### SHORT PROBLEM
Here are some records; quote them exactly, leaving out the pictures.

### RECORDS FOR PROCESSING
[Start]

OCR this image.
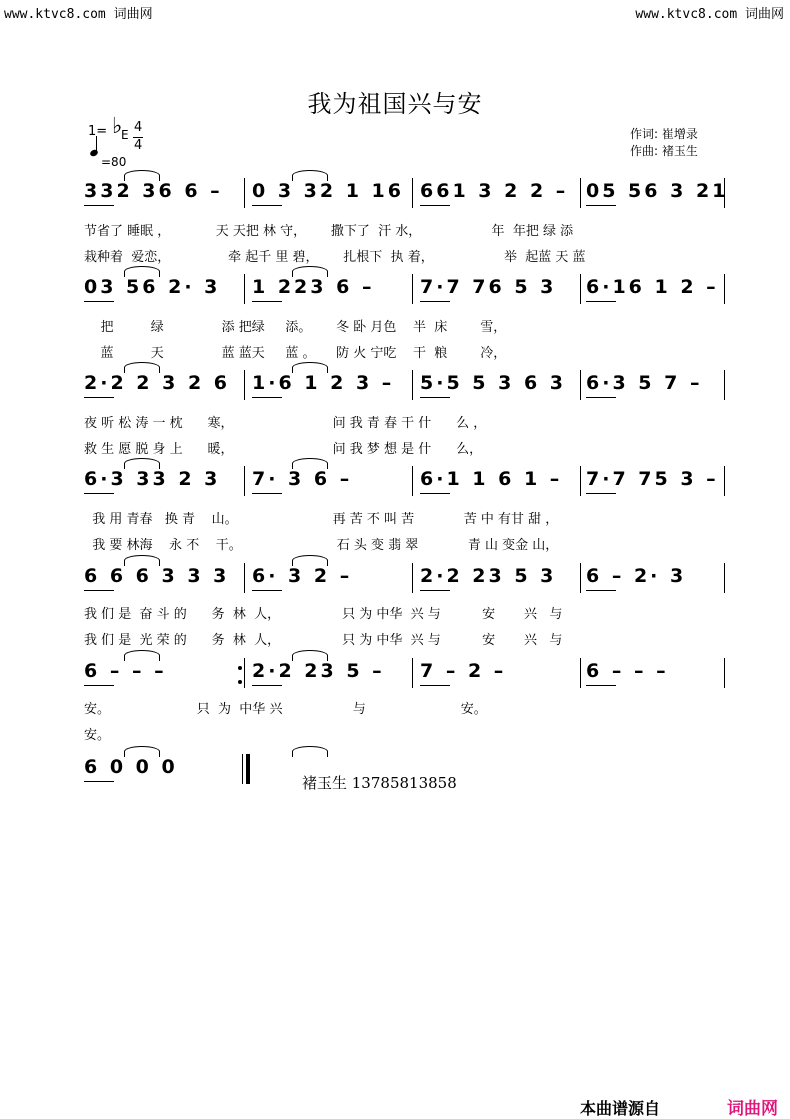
www.ktvc8.com 词曲网	www.ktvc8.com 词曲网
我为祖国兴与安
1= ♭
E 4
4
=80
作词: 崔增录
作曲: 褚玉生
332 36 6 – 0 3 32 1 16 661 3 2 2 – 05 56 3 21
节省了 睡眠 ，           天 天把 林 守，      撒下了  汗 水，                 年  年把 绿 添
栽种着  爱恋，              牵 起千 里 碧，      扎根下  执 着，                 举  起蓝 天 蓝
03 56 2· 3 1 223 6 – 7·7 76 5 3 6·16 1 2 –
把         绿              添 把绿     添。      冬 卧 月色    半  床        雪，
蓝         天              蓝 蓝天     蓝 。     防 火 宁吃    干  粮        冷，
2·2 2 3 2 6 1·6 1 2 3 – 5·5 5 3 6 3 6·3 5 7 –
夜 听 松 涛 一 枕      寒，                        问 我 青 春 干 什      么 ，
救 生 愿 脱 身 上      暖，                        问 我 梦 想 是 什      么，
6·3 33 2 3 7· 3 6 –	6·1 1 6 1 – 7·7 75 3 –
我 用 青春   换 青    山。                       再 苦 不 叫 苦            苦 中 有甘 甜 ，
我 要 林海    永 不    干。                       石 头 变 翡 翠            青 山 变金 山，
6 6 6 3 3 3 6· 3 2 –	2·2 23 5 3 6 – 2· 3
我 们 是  奋 斗 的      务  林  人，               只 为 中华  兴 与          安       兴   与
我 们 是  光 荣 的      务  林  人，               只 为 中华  兴 与          安       兴   与
6 – – –	2·2 23 5 – 7 – 2 –	6 – – –
安。                     只  为  中华 兴                 与                       安。
安。
6 0 0 0
褚玉生 13785813858
本曲谱源自	词曲网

[End]

### COMPLETE ANSWER
OCR this image.
www.ktvc8.com 词曲网	www.ktvc8.com 词曲网
我为祖国兴与安
1= ♭
E 4
4
=80
作词: 崔增录
作曲: 褚玉生
332 36 6 – 0 3 32 1 16 661 3 2 2 – 05 56 3 21
节省了 睡眠 ，           天 天把 林 守，      撒下了  汗 水，                 年  年把 绿 添
栽种着  爱恋，              牵 起千 里 碧，      扎根下  执 着，                 举  起蓝 天 蓝
03 56 2· 3 1 223 6 – 7·7 76 5 3 6·16 1 2 –
把         绿              添 把绿     添。      冬 卧 月色    半  床        雪，
蓝         天              蓝 蓝天     蓝 。     防 火 宁吃    干  粮        冷，
2·2 2 3 2 6 1·6 1 2 3 – 5·5 5 3 6 3 6·3 5 7 –
夜 听 松 涛 一 枕      寒，                        问 我 青 春 干 什      么 ，
救 生 愿 脱 身 上      暖，                        问 我 梦 想 是 什      么，
6·3 33 2 3 7· 3 6 –	6·1 1 6 1 – 7·7 75 3 –
我 用 青春   换 青    山。                       再 苦 不 叫 苦            苦 中 有甘 甜 ，
我 要 林海    永 不    干。                       石 头 变 翡 翠            青 山 变金 山，
6 6 6 3 3 3 6· 3 2 –	2·2 23 5 3 6 – 2· 3
我 们 是  奋 斗 的      务  林  人，               只 为 中华  兴 与          安       兴   与
我 们 是  光 荣 的      务  林  人，               只 为 中华  兴 与          安       兴   与
6 – – –	2·2 23 5 – 7 – 2 –	6 – – –
安。                     只  为  中华 兴                 与                       安。
安。
6 0 0 0
褚玉生 13785813858
本曲谱源自	词曲网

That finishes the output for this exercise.